== EXERCISE INSTRUCTIONS ==
Output all lines exactly, with nothing added or dropped.

======== EXTRACTED MATERIAL ========

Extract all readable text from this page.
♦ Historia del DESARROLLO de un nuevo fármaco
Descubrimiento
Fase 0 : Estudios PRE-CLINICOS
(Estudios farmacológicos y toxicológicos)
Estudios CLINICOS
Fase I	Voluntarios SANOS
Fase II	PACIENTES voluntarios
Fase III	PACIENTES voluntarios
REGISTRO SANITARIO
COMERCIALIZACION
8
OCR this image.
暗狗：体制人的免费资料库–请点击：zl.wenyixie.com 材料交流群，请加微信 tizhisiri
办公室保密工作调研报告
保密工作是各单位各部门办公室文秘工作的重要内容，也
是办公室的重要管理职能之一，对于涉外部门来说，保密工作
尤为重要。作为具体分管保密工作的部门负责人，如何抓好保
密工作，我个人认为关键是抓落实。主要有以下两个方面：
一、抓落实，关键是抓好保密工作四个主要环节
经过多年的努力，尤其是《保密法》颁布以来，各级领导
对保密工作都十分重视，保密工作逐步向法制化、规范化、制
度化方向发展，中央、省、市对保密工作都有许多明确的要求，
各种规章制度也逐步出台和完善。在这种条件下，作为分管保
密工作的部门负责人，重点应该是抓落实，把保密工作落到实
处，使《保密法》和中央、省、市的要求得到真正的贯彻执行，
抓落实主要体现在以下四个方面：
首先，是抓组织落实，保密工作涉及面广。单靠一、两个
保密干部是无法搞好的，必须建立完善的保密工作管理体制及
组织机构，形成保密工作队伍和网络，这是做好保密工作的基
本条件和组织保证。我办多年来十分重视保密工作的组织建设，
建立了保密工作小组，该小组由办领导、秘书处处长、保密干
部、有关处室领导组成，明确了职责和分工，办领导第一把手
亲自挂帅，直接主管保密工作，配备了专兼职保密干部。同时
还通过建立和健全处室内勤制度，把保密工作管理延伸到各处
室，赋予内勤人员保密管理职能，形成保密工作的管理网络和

========

== THE RESULT ==
Extract all readable text from this page.
♦ Historia del DESARROLLO de un nuevo fármaco
Descubrimiento
Fase 0 : Estudios PRE-CLINICOS
(Estudios farmacológicos y toxicológicos)
Estudios CLINICOS
Fase I	Voluntarios SANOS
Fase II	PACIENTES voluntarios
Fase III	PACIENTES voluntarios
REGISTRO SANITARIO
COMERCIALIZACION
8
OCR this image.
暗狗：体制人的免费资料库–请点击：zl.wenyixie.com 材料交流群，请加微信 tizhisiri
办公室保密工作调研报告
保密工作是各单位各部门办公室文秘工作的重要内容，也
是办公室的重要管理职能之一，对于涉外部门来说，保密工作
尤为重要。作为具体分管保密工作的部门负责人，如何抓好保
密工作，我个人认为关键是抓落实。主要有以下两个方面：
一、抓落实，关键是抓好保密工作四个主要环节
经过多年的努力，尤其是《保密法》颁布以来，各级领导
对保密工作都十分重视，保密工作逐步向法制化、规范化、制
度化方向发展，中央、省、市对保密工作都有许多明确的要求，
各种规章制度也逐步出台和完善。在这种条件下，作为分管保
密工作的部门负责人，重点应该是抓落实，把保密工作落到实
处，使《保密法》和中央、省、市的要求得到真正的贯彻执行，
抓落实主要体现在以下四个方面：
首先，是抓组织落实，保密工作涉及面广。单靠一、两个
保密干部是无法搞好的，必须建立完善的保密工作管理体制及
组织机构，形成保密工作队伍和网络，这是做好保密工作的基
本条件和组织保证。我办多年来十分重视保密工作的组织建设，
建立了保密工作小组，该小组由办领导、秘书处处长、保密干
部、有关处室领导组成，明确了职责和分工，办领导第一把手
亲自挂帅，直接主管保密工作，配备了专兼职保密干部。同时
还通过建立和健全处室内勤制度，把保密工作管理延伸到各处
室，赋予内勤人员保密管理职能，形成保密工作的管理网络和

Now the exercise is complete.